WRITTEN INSTRUCTION: Copy nothing but the text: repeat each entry exactly and drop the images.

STORED ROWS:
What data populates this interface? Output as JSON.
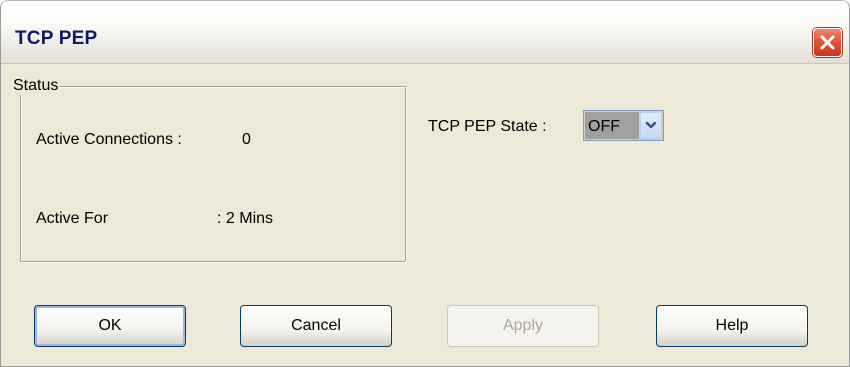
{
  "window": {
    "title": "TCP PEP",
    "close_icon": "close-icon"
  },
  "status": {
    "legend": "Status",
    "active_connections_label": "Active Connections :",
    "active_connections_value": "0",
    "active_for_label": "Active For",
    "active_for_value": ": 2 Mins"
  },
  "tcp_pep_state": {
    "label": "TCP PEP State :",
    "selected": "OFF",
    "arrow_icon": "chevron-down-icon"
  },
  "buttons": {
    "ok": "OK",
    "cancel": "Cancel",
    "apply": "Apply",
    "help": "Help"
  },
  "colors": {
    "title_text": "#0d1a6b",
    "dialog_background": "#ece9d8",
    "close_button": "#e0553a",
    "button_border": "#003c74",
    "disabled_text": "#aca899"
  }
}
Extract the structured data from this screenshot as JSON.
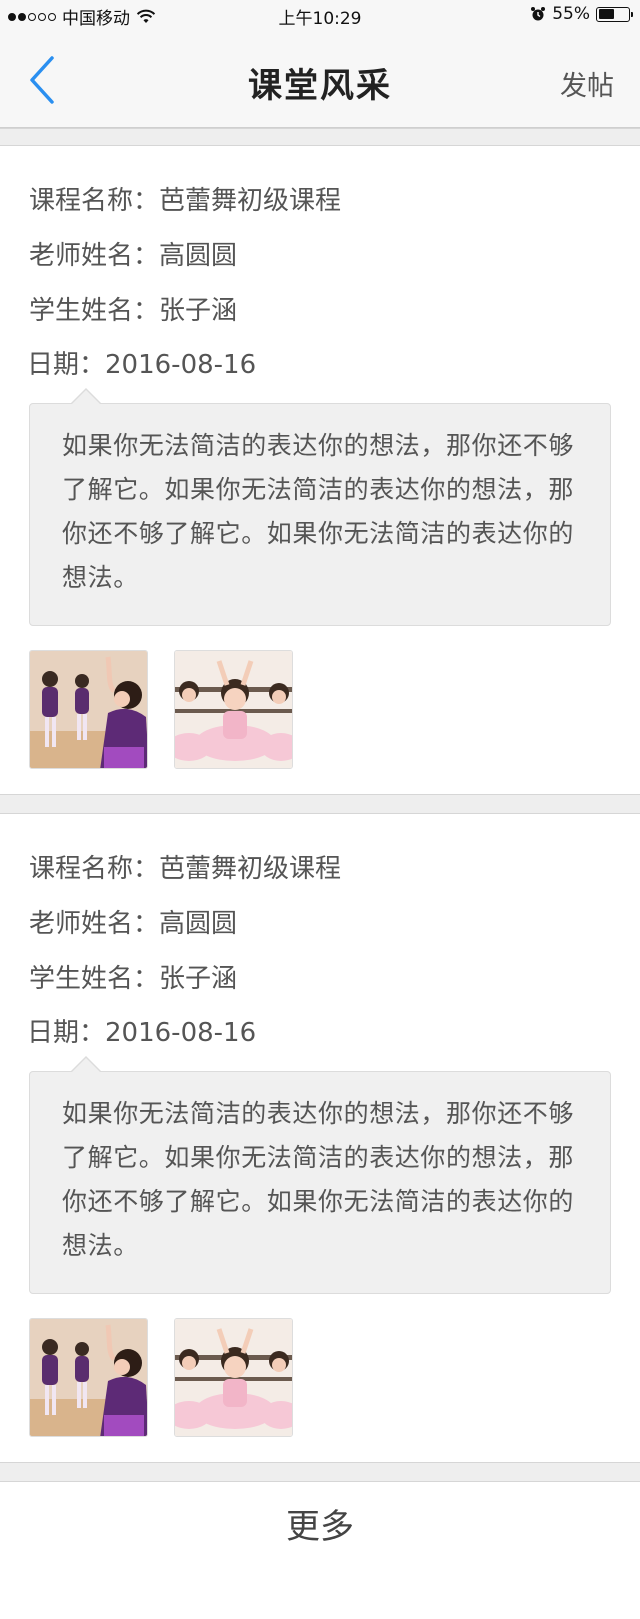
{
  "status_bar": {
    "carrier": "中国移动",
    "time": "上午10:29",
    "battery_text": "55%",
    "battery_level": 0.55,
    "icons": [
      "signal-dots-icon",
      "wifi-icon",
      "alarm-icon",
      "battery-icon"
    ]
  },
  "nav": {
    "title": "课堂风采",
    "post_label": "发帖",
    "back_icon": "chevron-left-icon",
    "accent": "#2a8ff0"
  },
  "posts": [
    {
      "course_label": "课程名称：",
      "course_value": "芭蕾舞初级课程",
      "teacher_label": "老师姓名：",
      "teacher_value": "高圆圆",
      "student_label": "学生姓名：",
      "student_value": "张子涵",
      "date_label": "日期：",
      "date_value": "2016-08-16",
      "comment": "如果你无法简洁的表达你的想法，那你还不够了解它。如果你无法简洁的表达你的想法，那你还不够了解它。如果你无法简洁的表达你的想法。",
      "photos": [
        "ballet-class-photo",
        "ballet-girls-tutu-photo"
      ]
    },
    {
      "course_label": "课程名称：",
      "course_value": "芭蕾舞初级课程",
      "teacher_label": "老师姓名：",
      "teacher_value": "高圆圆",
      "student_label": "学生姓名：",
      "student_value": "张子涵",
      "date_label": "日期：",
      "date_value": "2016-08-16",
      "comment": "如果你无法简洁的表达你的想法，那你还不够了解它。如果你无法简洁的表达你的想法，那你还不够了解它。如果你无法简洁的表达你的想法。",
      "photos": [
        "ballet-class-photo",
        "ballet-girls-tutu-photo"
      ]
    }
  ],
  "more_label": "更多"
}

COMPLETED EXERCISE:
What data populates this interface? Output as JSON.
{
  "window": {
    "title": "TCP PEP",
    "close_icon": "close-icon"
  },
  "status": {
    "legend": "Status",
    "active_connections_label": "Active Connections :",
    "active_connections_value": "0",
    "active_for_label": "Active For",
    "active_for_value": ": 2 Mins"
  },
  "tcp_pep_state": {
    "label": "TCP PEP State :",
    "selected": "OFF",
    "arrow_icon": "chevron-down-icon"
  },
  "buttons": {
    "ok": "OK",
    "cancel": "Cancel",
    "apply": "Apply",
    "help": "Help"
  },
  "colors": {
    "title_text": "#0d1a6b",
    "dialog_background": "#ece9d8",
    "close_button": "#e0553a",
    "button_border": "#003c74",
    "disabled_text": "#aca899"
  }
}
Extract the structured data from this screenshot as JSON.
{
  "status_bar": {
    "carrier": "中国移动",
    "time": "上午10:29",
    "battery_text": "55%",
    "battery_level": 0.55,
    "icons": [
      "signal-dots-icon",
      "wifi-icon",
      "alarm-icon",
      "battery-icon"
    ]
  },
  "nav": {
    "title": "课堂风采",
    "post_label": "发帖",
    "back_icon": "chevron-left-icon",
    "accent": "#2a8ff0"
  },
  "posts": [
    {
      "course_label": "课程名称：",
      "course_value": "芭蕾舞初级课程",
      "teacher_label": "老师姓名：",
      "teacher_value": "高圆圆",
      "student_label": "学生姓名：",
      "student_value": "张子涵",
      "date_label": "日期：",
      "date_value": "2016-08-16",
      "comment": "如果你无法简洁的表达你的想法，那你还不够了解它。如果你无法简洁的表达你的想法，那你还不够了解它。如果你无法简洁的表达你的想法。",
      "photos": [
        "ballet-class-photo",
        "ballet-girls-tutu-photo"
      ]
    },
    {
      "course_label": "课程名称：",
      "course_value": "芭蕾舞初级课程",
      "teacher_label": "老师姓名：",
      "teacher_value": "高圆圆",
      "student_label": "学生姓名：",
      "student_value": "张子涵",
      "date_label": "日期：",
      "date_value": "2016-08-16",
      "comment": "如果你无法简洁的表达你的想法，那你还不够了解它。如果你无法简洁的表达你的想法，那你还不够了解它。如果你无法简洁的表达你的想法。",
      "photos": [
        "ballet-class-photo",
        "ballet-girls-tutu-photo"
      ]
    }
  ],
  "more_label": "更多"
}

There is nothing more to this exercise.